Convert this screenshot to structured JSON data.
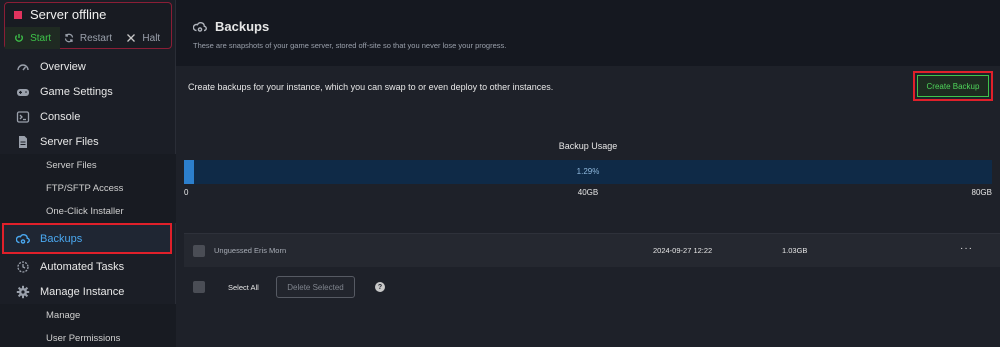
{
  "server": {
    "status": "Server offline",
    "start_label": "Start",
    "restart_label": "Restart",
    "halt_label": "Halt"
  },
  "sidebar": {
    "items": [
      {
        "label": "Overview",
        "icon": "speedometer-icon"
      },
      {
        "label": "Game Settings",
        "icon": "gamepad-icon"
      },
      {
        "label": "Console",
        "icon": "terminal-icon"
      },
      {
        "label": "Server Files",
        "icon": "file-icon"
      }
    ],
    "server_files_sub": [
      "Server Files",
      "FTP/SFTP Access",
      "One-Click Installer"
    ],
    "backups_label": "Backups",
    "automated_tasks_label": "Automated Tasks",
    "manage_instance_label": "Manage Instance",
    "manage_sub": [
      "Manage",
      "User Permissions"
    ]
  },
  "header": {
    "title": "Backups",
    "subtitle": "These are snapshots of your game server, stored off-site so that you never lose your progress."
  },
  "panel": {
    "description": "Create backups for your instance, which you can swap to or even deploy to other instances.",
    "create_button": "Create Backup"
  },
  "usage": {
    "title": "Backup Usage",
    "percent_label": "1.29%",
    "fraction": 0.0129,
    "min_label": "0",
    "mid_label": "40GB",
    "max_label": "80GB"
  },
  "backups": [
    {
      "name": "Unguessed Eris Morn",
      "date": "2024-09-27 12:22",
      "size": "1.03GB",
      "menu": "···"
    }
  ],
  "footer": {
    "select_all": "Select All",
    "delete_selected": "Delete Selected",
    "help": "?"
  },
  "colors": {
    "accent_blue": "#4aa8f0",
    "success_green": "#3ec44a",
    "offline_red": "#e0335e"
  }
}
==
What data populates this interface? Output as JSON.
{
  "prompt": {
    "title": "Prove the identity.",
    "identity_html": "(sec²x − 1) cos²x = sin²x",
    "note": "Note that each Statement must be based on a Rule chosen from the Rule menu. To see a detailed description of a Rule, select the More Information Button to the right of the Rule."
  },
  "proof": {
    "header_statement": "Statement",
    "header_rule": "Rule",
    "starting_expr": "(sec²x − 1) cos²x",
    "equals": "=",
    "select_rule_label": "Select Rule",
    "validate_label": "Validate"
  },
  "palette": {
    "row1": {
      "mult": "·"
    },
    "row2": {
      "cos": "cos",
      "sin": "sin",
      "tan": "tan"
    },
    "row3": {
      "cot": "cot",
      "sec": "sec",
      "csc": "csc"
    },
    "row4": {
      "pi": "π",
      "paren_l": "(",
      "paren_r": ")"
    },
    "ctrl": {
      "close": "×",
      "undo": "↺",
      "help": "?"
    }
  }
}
* * *
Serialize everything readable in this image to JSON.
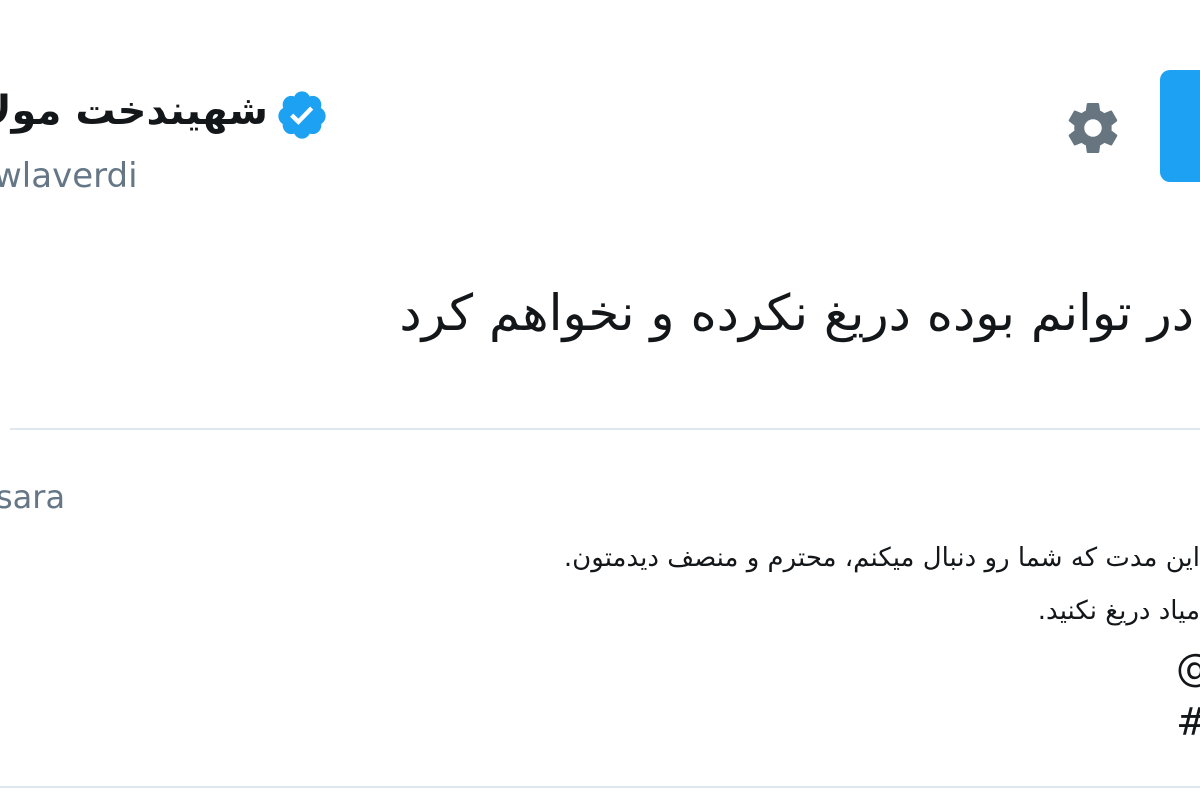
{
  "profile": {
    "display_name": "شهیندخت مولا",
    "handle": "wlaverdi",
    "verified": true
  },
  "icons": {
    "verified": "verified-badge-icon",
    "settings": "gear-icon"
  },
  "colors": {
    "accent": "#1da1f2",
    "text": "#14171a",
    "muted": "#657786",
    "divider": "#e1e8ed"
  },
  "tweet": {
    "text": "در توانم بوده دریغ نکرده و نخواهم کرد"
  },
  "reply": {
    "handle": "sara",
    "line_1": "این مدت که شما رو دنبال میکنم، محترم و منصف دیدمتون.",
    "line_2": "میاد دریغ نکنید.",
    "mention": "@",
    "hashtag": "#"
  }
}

Work to complete> Copy each line of the listing in which the word "menu" can be found.

Task answer>
      "menu": "···"
    "note": "Note that each Statement must be based on a Rule chosen from the Rule menu. To see a detailed description of a Rule, select the More Information Button to the right of the Rule."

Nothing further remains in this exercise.